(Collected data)

---*---

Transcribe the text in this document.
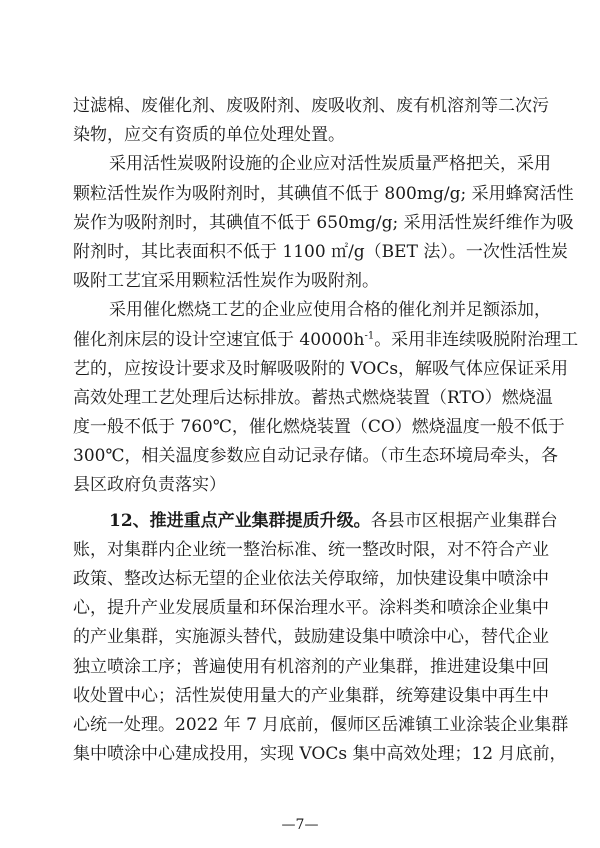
过滤棉、废催化剂、废吸附剂、废吸收剂、废有机溶剂等二次污
染物，应交有资质的单位处理处置。
采用活性炭吸附设施的企业应对活性炭质量严格把关，采用
颗粒活性炭作为吸附剂时，其碘值不低于 800mg/g; 采用蜂窝活性
炭作为吸附剂时，其碘值不低于 650mg/g; 采用活性炭纤维作为吸
附剂时，其比表面积不低于 1100 ㎡/g（BET 法）。一次性活性炭
吸附工艺宜采用颗粒活性炭作为吸附剂。
采用催化燃烧工艺的企业应使用合格的催化剂并足额添加，
催化剂床层的设计空速宜低于 $40000h^{-1}$。采用非连续吸脱附治理工
艺的，应按设计要求及时解吸吸附的 VOCs，解吸气体应保证采用
高效处理工艺处理后达标排放。蓄热式燃烧装置（RTO）燃烧温
度一般不低于 760℃，催化燃烧装置（CO）燃烧温度一般不低于
300℃，相关温度参数应自动记录存储。（市生态环境局牵头，各
县区政府负责落实）
12、推进重点产业集群提质升级。各县市区根据产业集群台
账，对集群内企业统一整治标准、统一整改时限，对不符合产业
政策、整改达标无望的企业依法关停取缔，加快建设集中喷涂中
心，提升产业发展质量和环保治理水平。涂料类和喷涂企业集中
的产业集群，实施源头替代，鼓励建设集中喷涂中心，替代企业
独立喷涂工序；普遍使用有机溶剂的产业集群，推进建设集中回
收处置中心；活性炭使用量大的产业集群，统筹建设集中再生中
心统一处理。2022 年 7 月底前，偃师区岳滩镇工业涂装企业集群
集中喷涂中心建成投用，实现 VOCs 集中高效处理；12 月底前，
—7—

---*---

Exercise: Make an exact copy of all entries above, dropping the images.

Written response:
Transcribe the text in this document.
过滤棉、废催化剂、废吸附剂、废吸收剂、废有机溶剂等二次污
染物，应交有资质的单位处理处置。
采用活性炭吸附设施的企业应对活性炭质量严格把关，采用
颗粒活性炭作为吸附剂时，其碘值不低于 800mg/g; 采用蜂窝活性
炭作为吸附剂时，其碘值不低于 650mg/g; 采用活性炭纤维作为吸
附剂时，其比表面积不低于 1100 ㎡/g（BET 法）。一次性活性炭
吸附工艺宜采用颗粒活性炭作为吸附剂。
采用催化燃烧工艺的企业应使用合格的催化剂并足额添加，
催化剂床层的设计空速宜低于 $40000h^{-1}$。采用非连续吸脱附治理工
艺的，应按设计要求及时解吸吸附的 VOCs，解吸气体应保证采用
高效处理工艺处理后达标排放。蓄热式燃烧装置（RTO）燃烧温
度一般不低于 760℃，催化燃烧装置（CO）燃烧温度一般不低于
300℃，相关温度参数应自动记录存储。（市生态环境局牵头，各
县区政府负责落实）
12、推进重点产业集群提质升级。各县市区根据产业集群台
账，对集群内企业统一整治标准、统一整改时限，对不符合产业
政策、整改达标无望的企业依法关停取缔，加快建设集中喷涂中
心，提升产业发展质量和环保治理水平。涂料类和喷涂企业集中
的产业集群，实施源头替代，鼓励建设集中喷涂中心，替代企业
独立喷涂工序；普遍使用有机溶剂的产业集群，推进建设集中回
收处置中心；活性炭使用量大的产业集群，统筹建设集中再生中
心统一处理。2022 年 7 月底前，偃师区岳滩镇工业涂装企业集群
集中喷涂中心建成投用，实现 VOCs 集中高效处理；12 月底前，
—7—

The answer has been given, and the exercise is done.